DATA FOR PROCESSING ->
┄┄┄┄┄┄┄┄┄┄┄┄┄┄┄┄┄┄┄┄
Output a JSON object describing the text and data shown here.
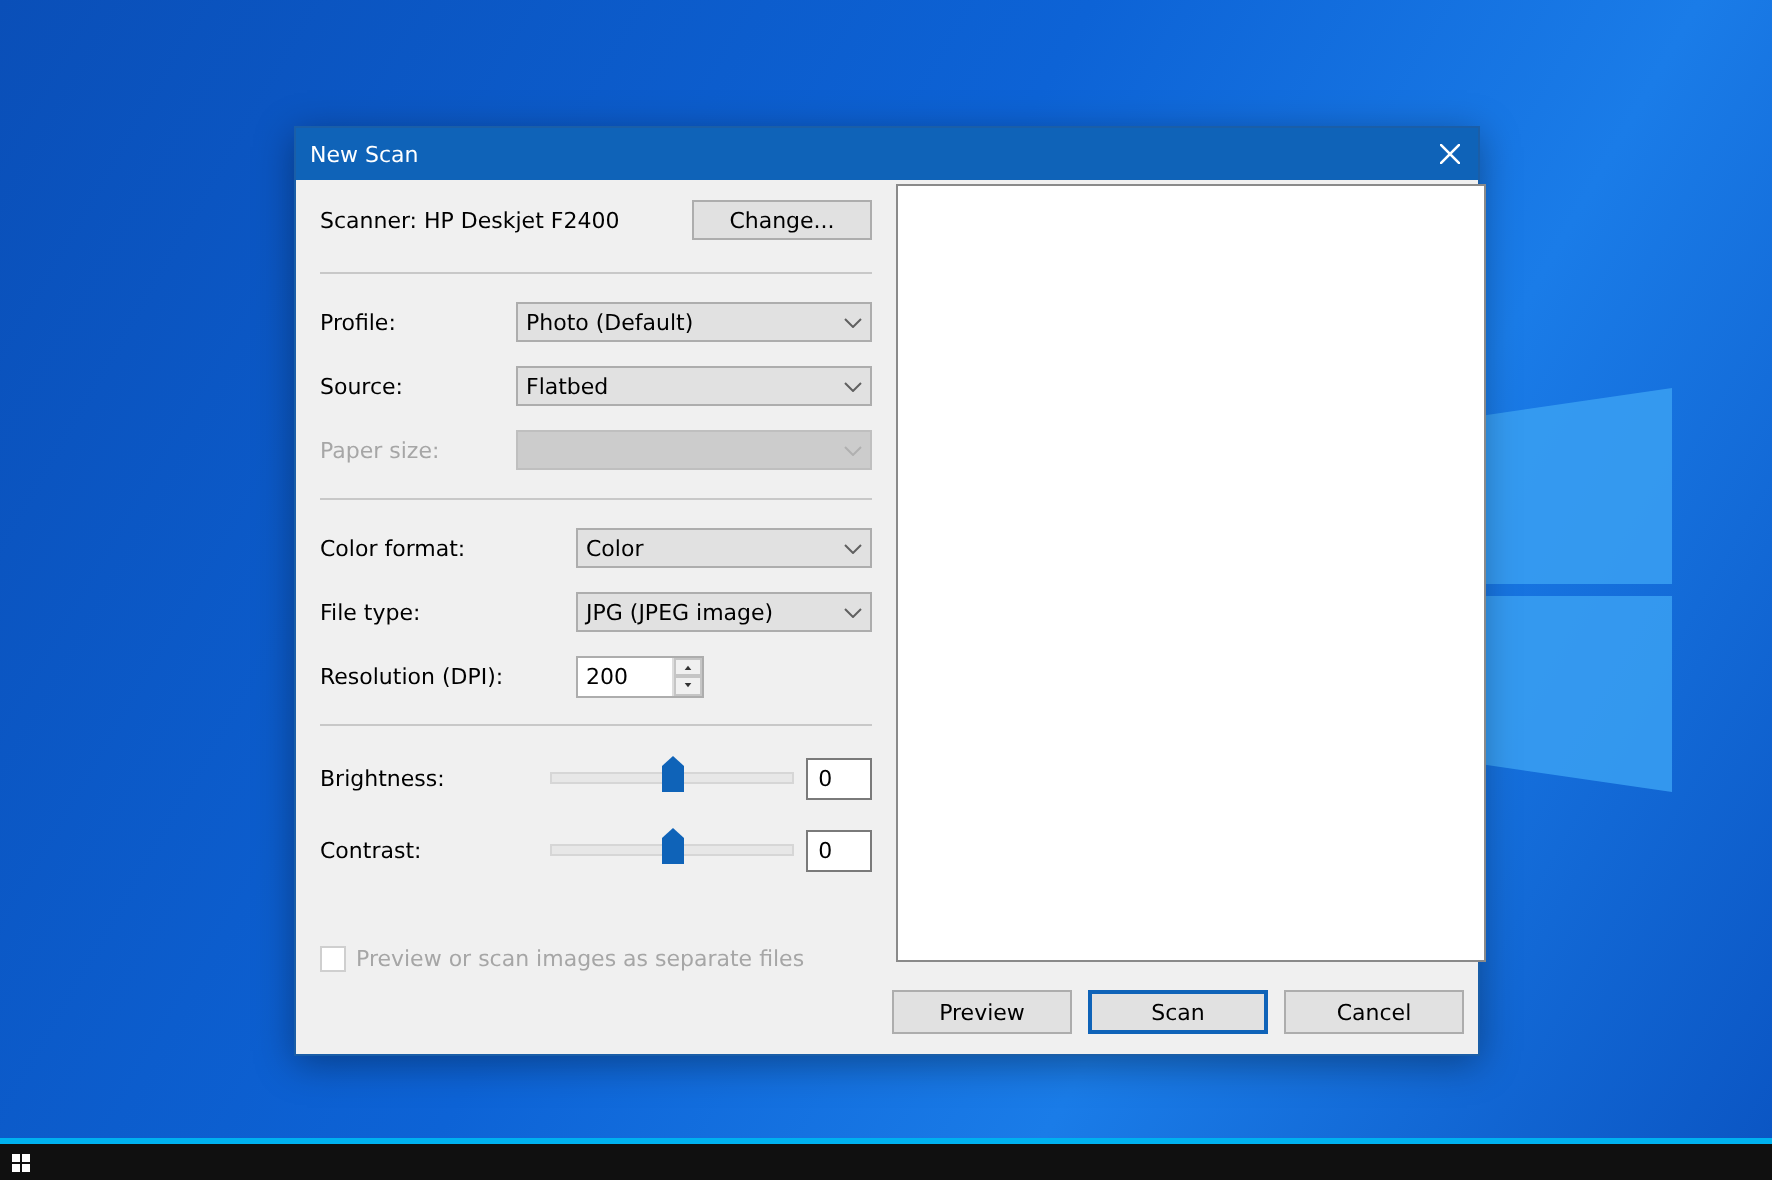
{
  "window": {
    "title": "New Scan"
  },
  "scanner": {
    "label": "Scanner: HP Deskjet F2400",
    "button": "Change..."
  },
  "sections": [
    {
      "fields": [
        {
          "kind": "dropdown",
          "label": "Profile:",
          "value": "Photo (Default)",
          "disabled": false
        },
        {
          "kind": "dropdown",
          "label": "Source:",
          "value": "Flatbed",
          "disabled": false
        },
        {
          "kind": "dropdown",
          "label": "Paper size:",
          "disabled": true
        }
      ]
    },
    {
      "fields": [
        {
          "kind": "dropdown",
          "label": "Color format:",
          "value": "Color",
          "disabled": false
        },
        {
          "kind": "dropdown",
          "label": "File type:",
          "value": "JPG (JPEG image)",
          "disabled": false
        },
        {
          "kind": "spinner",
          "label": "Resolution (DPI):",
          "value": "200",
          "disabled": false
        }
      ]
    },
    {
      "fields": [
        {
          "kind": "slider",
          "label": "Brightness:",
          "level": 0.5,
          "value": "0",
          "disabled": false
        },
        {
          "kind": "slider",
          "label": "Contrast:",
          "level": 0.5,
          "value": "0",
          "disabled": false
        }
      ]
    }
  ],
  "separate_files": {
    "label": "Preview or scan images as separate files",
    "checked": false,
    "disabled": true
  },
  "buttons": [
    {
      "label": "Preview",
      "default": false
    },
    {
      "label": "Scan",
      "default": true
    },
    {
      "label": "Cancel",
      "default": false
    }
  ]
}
┄┄┄┄┄┄┄┄┄┄┄┄┄┄┄┄┄┄┄┄
REQUIRED WORK ->
All records above are to be printed exactly, minus the pictures they contain.

TASK RESULT ->
Output a JSON object describing the text and data shown here.
{
  "window": {
    "title": "New Scan"
  },
  "scanner": {
    "label": "Scanner: HP Deskjet F2400",
    "button": "Change..."
  },
  "sections": [
    {
      "fields": [
        {
          "kind": "dropdown",
          "label": "Profile:",
          "value": "Photo (Default)",
          "disabled": false
        },
        {
          "kind": "dropdown",
          "label": "Source:",
          "value": "Flatbed",
          "disabled": false
        },
        {
          "kind": "dropdown",
          "label": "Paper size:",
          "disabled": true
        }
      ]
    },
    {
      "fields": [
        {
          "kind": "dropdown",
          "label": "Color format:",
          "value": "Color",
          "disabled": false
        },
        {
          "kind": "dropdown",
          "label": "File type:",
          "value": "JPG (JPEG image)",
          "disabled": false
        },
        {
          "kind": "spinner",
          "label": "Resolution (DPI):",
          "value": "200",
          "disabled": false
        }
      ]
    },
    {
      "fields": [
        {
          "kind": "slider",
          "label": "Brightness:",
          "level": 0.5,
          "value": "0",
          "disabled": false
        },
        {
          "kind": "slider",
          "label": "Contrast:",
          "level": 0.5,
          "value": "0",
          "disabled": false
        }
      ]
    }
  ],
  "separate_files": {
    "label": "Preview or scan images as separate files",
    "checked": false,
    "disabled": true
  },
  "buttons": [
    {
      "label": "Preview",
      "default": false
    },
    {
      "label": "Scan",
      "default": true
    },
    {
      "label": "Cancel",
      "default": false
    }
  ]
}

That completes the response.